■ What you should do
Return the number of lines in which the word "Pase" appears; add nothing else.

** Start of Given information **

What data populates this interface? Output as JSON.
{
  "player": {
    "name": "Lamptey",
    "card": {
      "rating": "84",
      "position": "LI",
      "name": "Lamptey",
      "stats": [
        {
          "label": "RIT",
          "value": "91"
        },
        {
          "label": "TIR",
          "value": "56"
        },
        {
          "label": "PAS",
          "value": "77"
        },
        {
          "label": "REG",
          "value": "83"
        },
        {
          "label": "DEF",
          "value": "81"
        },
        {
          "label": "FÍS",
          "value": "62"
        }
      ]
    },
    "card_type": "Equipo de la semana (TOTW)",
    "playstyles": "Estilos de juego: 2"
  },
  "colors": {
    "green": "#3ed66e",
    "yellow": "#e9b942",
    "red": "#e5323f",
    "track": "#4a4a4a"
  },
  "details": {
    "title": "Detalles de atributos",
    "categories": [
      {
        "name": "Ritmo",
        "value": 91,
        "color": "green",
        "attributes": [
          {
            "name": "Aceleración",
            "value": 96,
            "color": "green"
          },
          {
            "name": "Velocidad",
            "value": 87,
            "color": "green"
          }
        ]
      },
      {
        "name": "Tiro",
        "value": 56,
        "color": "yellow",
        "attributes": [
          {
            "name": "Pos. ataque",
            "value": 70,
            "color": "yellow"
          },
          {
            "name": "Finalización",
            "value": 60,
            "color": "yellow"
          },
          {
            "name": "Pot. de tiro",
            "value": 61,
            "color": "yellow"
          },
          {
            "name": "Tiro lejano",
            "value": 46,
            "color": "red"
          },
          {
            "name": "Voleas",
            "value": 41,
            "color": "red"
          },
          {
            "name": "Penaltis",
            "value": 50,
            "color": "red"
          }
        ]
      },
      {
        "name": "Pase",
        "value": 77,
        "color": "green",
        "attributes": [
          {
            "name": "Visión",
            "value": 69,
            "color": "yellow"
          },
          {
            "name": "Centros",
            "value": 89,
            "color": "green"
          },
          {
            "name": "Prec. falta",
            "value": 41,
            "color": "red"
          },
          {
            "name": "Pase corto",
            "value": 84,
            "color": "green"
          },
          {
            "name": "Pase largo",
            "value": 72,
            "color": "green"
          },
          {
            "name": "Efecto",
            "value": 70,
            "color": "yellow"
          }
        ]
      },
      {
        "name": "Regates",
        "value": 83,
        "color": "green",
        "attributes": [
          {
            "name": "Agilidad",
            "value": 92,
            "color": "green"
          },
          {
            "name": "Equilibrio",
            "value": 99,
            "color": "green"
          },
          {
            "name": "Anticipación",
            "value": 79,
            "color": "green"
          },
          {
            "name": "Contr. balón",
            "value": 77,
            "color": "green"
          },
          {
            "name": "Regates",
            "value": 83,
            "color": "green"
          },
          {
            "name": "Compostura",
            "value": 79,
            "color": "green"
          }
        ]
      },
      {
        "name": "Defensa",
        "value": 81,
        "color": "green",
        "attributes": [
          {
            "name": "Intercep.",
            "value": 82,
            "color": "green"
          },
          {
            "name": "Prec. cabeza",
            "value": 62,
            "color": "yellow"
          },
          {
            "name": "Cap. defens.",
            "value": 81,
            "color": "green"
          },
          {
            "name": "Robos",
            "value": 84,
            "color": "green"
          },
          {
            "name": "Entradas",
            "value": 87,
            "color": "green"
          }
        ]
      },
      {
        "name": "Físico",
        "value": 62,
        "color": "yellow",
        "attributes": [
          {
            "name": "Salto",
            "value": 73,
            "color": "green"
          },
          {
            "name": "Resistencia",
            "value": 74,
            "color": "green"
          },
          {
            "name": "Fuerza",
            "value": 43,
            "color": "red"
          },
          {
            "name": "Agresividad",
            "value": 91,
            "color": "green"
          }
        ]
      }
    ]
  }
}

** End of Given information **

■ Correct answer
3